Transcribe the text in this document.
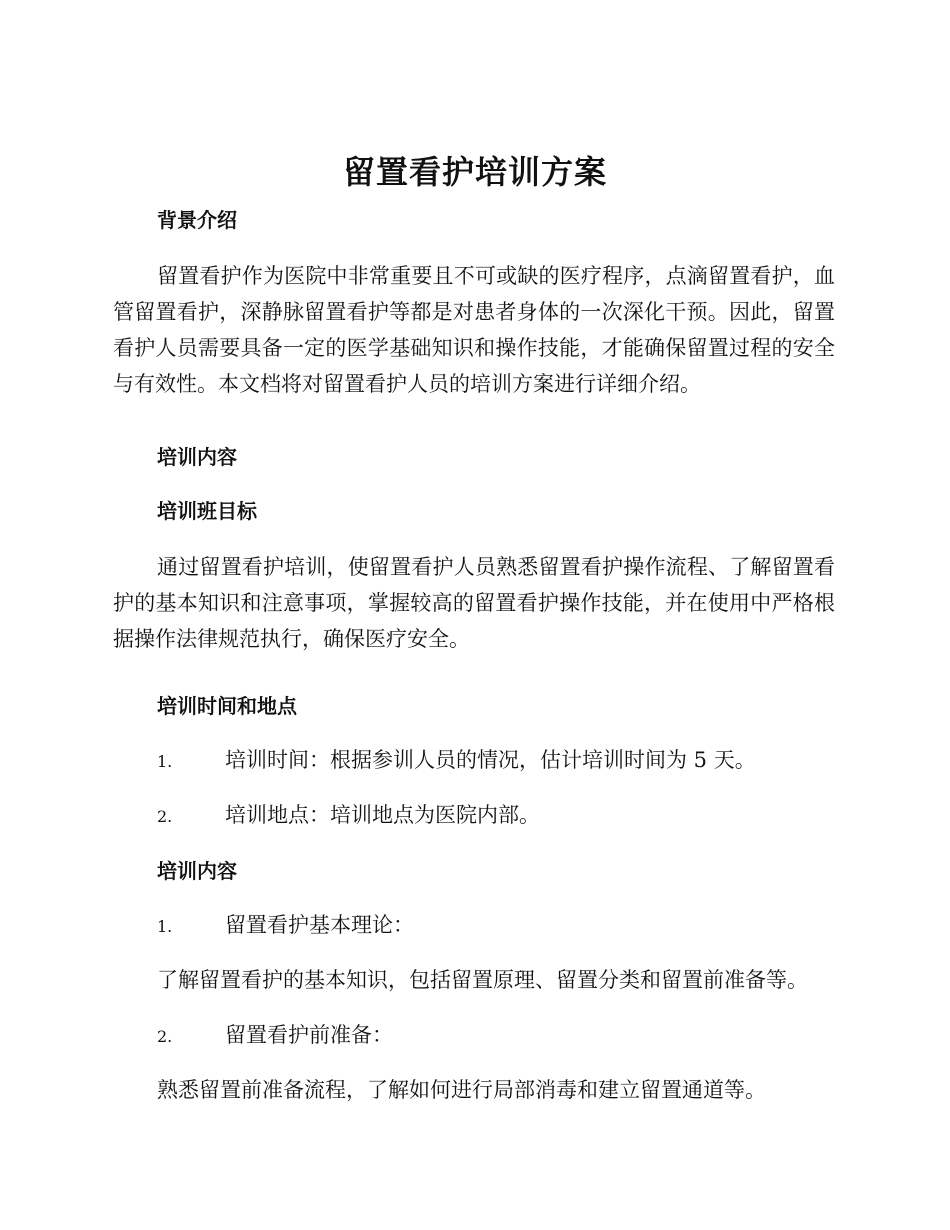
留置看护培训方案
背景介绍
留置看护作为医院中非常重要且不可或缺的医疗程序，点滴留置看护，血管留置看护，深静脉留置看护等都是对患者身体的一次深化干预。因此，留置看护人员需要具备一定的医学基础知识和操作技能，才能确保留置过程的安全与有效性。本文档将对留置看护人员的培训方案进行详细介绍。
培训内容
培训班目标
通过留置看护培训，使留置看护人员熟悉留置看护操作流程、了解留置看护的基本知识和注意事项，掌握较高的留置看护操作技能，并在使用中严格根据操作法律规范执行，确保医疗安全。
培训时间和地点
1.	培训时间：根据参训人员的情况，估计培训时间为 5 天。
2.	培训地点：培训地点为医院内部。
培训内容
1.	留置看护基本理论：
了解留置看护的基本知识，包括留置原理、留置分类和留置前准备等。
2.	留置看护前准备：
熟悉留置前准备流程，了解如何进行局部消毒和建立留置通道等。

**Set exercise:** Set down all the entries exactly as they appear, but skip any pictures.

**Exercise output:**
Transcribe the text in this document.
留置看护培训方案
背景介绍
留置看护作为医院中非常重要且不可或缺的医疗程序，点滴留置看护，血管留置看护，深静脉留置看护等都是对患者身体的一次深化干预。因此，留置看护人员需要具备一定的医学基础知识和操作技能，才能确保留置过程的安全与有效性。本文档将对留置看护人员的培训方案进行详细介绍。
培训内容
培训班目标
通过留置看护培训，使留置看护人员熟悉留置看护操作流程、了解留置看护的基本知识和注意事项，掌握较高的留置看护操作技能，并在使用中严格根据操作法律规范执行，确保医疗安全。
培训时间和地点
1.	培训时间：根据参训人员的情况，估计培训时间为 5 天。
2.	培训地点：培训地点为医院内部。
培训内容
1.	留置看护基本理论：
了解留置看护的基本知识，包括留置原理、留置分类和留置前准备等。
2.	留置看护前准备：
熟悉留置前准备流程，了解如何进行局部消毒和建立留置通道等。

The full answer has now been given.